Output the full listing word for word.
# # # # #
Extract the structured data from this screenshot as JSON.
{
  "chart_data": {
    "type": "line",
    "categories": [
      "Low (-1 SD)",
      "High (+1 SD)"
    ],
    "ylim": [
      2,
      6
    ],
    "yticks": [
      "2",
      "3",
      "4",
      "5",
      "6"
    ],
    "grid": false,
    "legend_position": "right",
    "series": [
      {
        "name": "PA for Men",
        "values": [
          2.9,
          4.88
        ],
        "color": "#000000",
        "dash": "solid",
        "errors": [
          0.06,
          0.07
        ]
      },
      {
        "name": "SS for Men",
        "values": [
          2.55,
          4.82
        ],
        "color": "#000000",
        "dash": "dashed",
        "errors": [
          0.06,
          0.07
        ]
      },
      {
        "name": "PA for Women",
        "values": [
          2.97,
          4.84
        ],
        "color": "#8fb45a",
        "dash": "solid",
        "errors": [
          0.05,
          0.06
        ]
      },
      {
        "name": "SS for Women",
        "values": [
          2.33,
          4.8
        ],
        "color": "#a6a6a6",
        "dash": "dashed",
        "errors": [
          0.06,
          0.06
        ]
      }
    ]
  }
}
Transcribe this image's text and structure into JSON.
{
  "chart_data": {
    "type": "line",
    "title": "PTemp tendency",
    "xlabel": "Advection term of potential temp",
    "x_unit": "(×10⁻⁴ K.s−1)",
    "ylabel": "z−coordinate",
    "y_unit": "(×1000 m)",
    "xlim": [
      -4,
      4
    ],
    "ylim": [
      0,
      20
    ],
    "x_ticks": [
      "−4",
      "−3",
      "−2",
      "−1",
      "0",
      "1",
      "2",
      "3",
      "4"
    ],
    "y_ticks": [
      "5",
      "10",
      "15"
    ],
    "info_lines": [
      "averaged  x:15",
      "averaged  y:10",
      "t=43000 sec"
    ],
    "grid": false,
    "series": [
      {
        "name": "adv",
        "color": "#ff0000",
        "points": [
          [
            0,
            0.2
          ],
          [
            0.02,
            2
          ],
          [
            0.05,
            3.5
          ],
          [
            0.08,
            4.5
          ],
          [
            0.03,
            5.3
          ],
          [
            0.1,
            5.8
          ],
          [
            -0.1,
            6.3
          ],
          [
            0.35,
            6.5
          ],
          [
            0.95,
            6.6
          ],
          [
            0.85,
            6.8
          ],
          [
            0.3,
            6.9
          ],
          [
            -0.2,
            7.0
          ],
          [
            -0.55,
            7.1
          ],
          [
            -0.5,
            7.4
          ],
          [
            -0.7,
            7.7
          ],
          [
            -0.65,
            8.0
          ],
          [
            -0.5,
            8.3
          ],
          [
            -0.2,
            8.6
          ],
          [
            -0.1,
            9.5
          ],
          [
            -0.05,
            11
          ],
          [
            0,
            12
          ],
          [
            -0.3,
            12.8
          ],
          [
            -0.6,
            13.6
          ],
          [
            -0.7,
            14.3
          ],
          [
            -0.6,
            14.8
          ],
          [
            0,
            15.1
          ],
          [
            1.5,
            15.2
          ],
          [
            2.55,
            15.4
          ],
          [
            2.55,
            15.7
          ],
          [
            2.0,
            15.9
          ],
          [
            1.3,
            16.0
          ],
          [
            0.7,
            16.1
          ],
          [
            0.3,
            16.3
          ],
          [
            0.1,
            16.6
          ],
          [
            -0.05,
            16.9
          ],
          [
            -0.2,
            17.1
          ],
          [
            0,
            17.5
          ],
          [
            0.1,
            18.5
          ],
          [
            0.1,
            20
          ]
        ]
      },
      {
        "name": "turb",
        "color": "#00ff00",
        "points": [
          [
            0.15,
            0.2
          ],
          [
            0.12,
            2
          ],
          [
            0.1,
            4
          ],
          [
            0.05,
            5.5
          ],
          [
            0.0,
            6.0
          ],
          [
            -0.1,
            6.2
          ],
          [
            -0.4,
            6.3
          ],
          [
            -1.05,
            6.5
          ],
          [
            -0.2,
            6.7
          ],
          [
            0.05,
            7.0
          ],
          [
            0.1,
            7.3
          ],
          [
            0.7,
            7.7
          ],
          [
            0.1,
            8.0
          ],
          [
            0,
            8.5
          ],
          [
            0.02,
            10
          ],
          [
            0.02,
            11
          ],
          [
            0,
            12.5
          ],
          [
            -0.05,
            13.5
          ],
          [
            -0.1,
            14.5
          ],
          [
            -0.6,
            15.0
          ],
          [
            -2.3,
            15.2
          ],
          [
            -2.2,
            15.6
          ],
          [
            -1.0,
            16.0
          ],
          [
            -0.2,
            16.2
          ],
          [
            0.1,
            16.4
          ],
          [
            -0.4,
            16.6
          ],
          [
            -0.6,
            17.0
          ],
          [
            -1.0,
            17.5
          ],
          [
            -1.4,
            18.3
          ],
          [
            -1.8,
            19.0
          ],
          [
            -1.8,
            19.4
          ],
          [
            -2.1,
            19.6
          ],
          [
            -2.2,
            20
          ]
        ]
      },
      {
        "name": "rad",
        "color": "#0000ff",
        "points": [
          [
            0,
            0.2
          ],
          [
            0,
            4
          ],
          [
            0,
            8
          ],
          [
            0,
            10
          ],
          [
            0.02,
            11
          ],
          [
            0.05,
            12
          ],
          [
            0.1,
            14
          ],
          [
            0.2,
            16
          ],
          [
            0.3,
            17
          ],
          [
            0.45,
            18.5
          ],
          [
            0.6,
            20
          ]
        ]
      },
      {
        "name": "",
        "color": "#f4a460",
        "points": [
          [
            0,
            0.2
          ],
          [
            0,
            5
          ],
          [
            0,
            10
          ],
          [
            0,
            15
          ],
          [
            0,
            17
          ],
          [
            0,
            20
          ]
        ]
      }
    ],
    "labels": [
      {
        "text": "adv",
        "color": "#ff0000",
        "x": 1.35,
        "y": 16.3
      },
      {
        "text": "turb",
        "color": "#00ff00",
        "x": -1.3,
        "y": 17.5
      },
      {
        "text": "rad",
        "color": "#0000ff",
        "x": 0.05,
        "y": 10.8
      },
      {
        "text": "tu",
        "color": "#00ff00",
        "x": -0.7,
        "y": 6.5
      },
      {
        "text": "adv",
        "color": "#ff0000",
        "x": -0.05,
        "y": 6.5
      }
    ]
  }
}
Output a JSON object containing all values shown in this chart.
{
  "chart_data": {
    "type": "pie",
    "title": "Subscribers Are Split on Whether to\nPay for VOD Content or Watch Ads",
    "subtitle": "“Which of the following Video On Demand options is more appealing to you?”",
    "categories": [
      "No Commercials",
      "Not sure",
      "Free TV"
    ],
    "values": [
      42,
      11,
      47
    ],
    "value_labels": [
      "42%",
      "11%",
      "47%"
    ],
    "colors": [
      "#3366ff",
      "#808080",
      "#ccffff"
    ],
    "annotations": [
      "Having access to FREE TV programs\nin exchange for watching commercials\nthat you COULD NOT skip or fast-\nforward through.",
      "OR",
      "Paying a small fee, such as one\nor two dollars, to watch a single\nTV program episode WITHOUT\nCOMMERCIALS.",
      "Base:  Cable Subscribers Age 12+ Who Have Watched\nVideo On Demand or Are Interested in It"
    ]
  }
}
# # # # #
### Exercise result
Extract the structured data from this screenshot as JSON.
{
  "chart_data": {
    "type": "line",
    "categories": [
      "Low (-1 SD)",
      "High (+1 SD)"
    ],
    "ylim": [
      2,
      6
    ],
    "yticks": [
      "2",
      "3",
      "4",
      "5",
      "6"
    ],
    "grid": false,
    "legend_position": "right",
    "series": [
      {
        "name": "PA for Men",
        "values": [
          2.9,
          4.88
        ],
        "color": "#000000",
        "dash": "solid",
        "errors": [
          0.06,
          0.07
        ]
      },
      {
        "name": "SS for Men",
        "values": [
          2.55,
          4.82
        ],
        "color": "#000000",
        "dash": "dashed",
        "errors": [
          0.06,
          0.07
        ]
      },
      {
        "name": "PA for Women",
        "values": [
          2.97,
          4.84
        ],
        "color": "#8fb45a",
        "dash": "solid",
        "errors": [
          0.05,
          0.06
        ]
      },
      {
        "name": "SS for Women",
        "values": [
          2.33,
          4.8
        ],
        "color": "#a6a6a6",
        "dash": "dashed",
        "errors": [
          0.06,
          0.06
        ]
      }
    ]
  }
}
Transcribe this image's text and structure into JSON.
{
  "chart_data": {
    "type": "line",
    "title": "PTemp tendency",
    "xlabel": "Advection term of potential temp",
    "x_unit": "(×10⁻⁴ K.s−1)",
    "ylabel": "z−coordinate",
    "y_unit": "(×1000 m)",
    "xlim": [
      -4,
      4
    ],
    "ylim": [
      0,
      20
    ],
    "x_ticks": [
      "−4",
      "−3",
      "−2",
      "−1",
      "0",
      "1",
      "2",
      "3",
      "4"
    ],
    "y_ticks": [
      "5",
      "10",
      "15"
    ],
    "info_lines": [
      "averaged  x:15",
      "averaged  y:10",
      "t=43000 sec"
    ],
    "grid": false,
    "series": [
      {
        "name": "adv",
        "color": "#ff0000",
        "points": [
          [
            0,
            0.2
          ],
          [
            0.02,
            2
          ],
          [
            0.05,
            3.5
          ],
          [
            0.08,
            4.5
          ],
          [
            0.03,
            5.3
          ],
          [
            0.1,
            5.8
          ],
          [
            -0.1,
            6.3
          ],
          [
            0.35,
            6.5
          ],
          [
            0.95,
            6.6
          ],
          [
            0.85,
            6.8
          ],
          [
            0.3,
            6.9
          ],
          [
            -0.2,
            7.0
          ],
          [
            -0.55,
            7.1
          ],
          [
            -0.5,
            7.4
          ],
          [
            -0.7,
            7.7
          ],
          [
            -0.65,
            8.0
          ],
          [
            -0.5,
            8.3
          ],
          [
            -0.2,
            8.6
          ],
          [
            -0.1,
            9.5
          ],
          [
            -0.05,
            11
          ],
          [
            0,
            12
          ],
          [
            -0.3,
            12.8
          ],
          [
            -0.6,
            13.6
          ],
          [
            -0.7,
            14.3
          ],
          [
            -0.6,
            14.8
          ],
          [
            0,
            15.1
          ],
          [
            1.5,
            15.2
          ],
          [
            2.55,
            15.4
          ],
          [
            2.55,
            15.7
          ],
          [
            2.0,
            15.9
          ],
          [
            1.3,
            16.0
          ],
          [
            0.7,
            16.1
          ],
          [
            0.3,
            16.3
          ],
          [
            0.1,
            16.6
          ],
          [
            -0.05,
            16.9
          ],
          [
            -0.2,
            17.1
          ],
          [
            0,
            17.5
          ],
          [
            0.1,
            18.5
          ],
          [
            0.1,
            20
          ]
        ]
      },
      {
        "name": "turb",
        "color": "#00ff00",
        "points": [
          [
            0.15,
            0.2
          ],
          [
            0.12,
            2
          ],
          [
            0.1,
            4
          ],
          [
            0.05,
            5.5
          ],
          [
            0.0,
            6.0
          ],
          [
            -0.1,
            6.2
          ],
          [
            -0.4,
            6.3
          ],
          [
            -1.05,
            6.5
          ],
          [
            -0.2,
            6.7
          ],
          [
            0.05,
            7.0
          ],
          [
            0.1,
            7.3
          ],
          [
            0.7,
            7.7
          ],
          [
            0.1,
            8.0
          ],
          [
            0,
            8.5
          ],
          [
            0.02,
            10
          ],
          [
            0.02,
            11
          ],
          [
            0,
            12.5
          ],
          [
            -0.05,
            13.5
          ],
          [
            -0.1,
            14.5
          ],
          [
            -0.6,
            15.0
          ],
          [
            -2.3,
            15.2
          ],
          [
            -2.2,
            15.6
          ],
          [
            -1.0,
            16.0
          ],
          [
            -0.2,
            16.2
          ],
          [
            0.1,
            16.4
          ],
          [
            -0.4,
            16.6
          ],
          [
            -0.6,
            17.0
          ],
          [
            -1.0,
            17.5
          ],
          [
            -1.4,
            18.3
          ],
          [
            -1.8,
            19.0
          ],
          [
            -1.8,
            19.4
          ],
          [
            -2.1,
            19.6
          ],
          [
            -2.2,
            20
          ]
        ]
      },
      {
        "name": "rad",
        "color": "#0000ff",
        "points": [
          [
            0,
            0.2
          ],
          [
            0,
            4
          ],
          [
            0,
            8
          ],
          [
            0,
            10
          ],
          [
            0.02,
            11
          ],
          [
            0.05,
            12
          ],
          [
            0.1,
            14
          ],
          [
            0.2,
            16
          ],
          [
            0.3,
            17
          ],
          [
            0.45,
            18.5
          ],
          [
            0.6,
            20
          ]
        ]
      },
      {
        "name": "",
        "color": "#f4a460",
        "points": [
          [
            0,
            0.2
          ],
          [
            0,
            5
          ],
          [
            0,
            10
          ],
          [
            0,
            15
          ],
          [
            0,
            17
          ],
          [
            0,
            20
          ]
        ]
      }
    ],
    "labels": [
      {
        "text": "adv",
        "color": "#ff0000",
        "x": 1.35,
        "y": 16.3
      },
      {
        "text": "turb",
        "color": "#00ff00",
        "x": -1.3,
        "y": 17.5
      },
      {
        "text": "rad",
        "color": "#0000ff",
        "x": 0.05,
        "y": 10.8
      },
      {
        "text": "tu",
        "color": "#00ff00",
        "x": -0.7,
        "y": 6.5
      },
      {
        "text": "adv",
        "color": "#ff0000",
        "x": -0.05,
        "y": 6.5
      }
    ]
  }
}
Output a JSON object containing all values shown in this chart.
{
  "chart_data": {
    "type": "pie",
    "title": "Subscribers Are Split on Whether to\nPay for VOD Content or Watch Ads",
    "subtitle": "“Which of the following Video On Demand options is more appealing to you?”",
    "categories": [
      "No Commercials",
      "Not sure",
      "Free TV"
    ],
    "values": [
      42,
      11,
      47
    ],
    "value_labels": [
      "42%",
      "11%",
      "47%"
    ],
    "colors": [
      "#3366ff",
      "#808080",
      "#ccffff"
    ],
    "annotations": [
      "Having access to FREE TV programs\nin exchange for watching commercials\nthat you COULD NOT skip or fast-\nforward through.",
      "OR",
      "Paying a small fee, such as one\nor two dollars, to watch a single\nTV program episode WITHOUT\nCOMMERCIALS.",
      "Base:  Cable Subscribers Age 12+ Who Have Watched\nVideo On Demand or Are Interested in It"
    ]
  }
}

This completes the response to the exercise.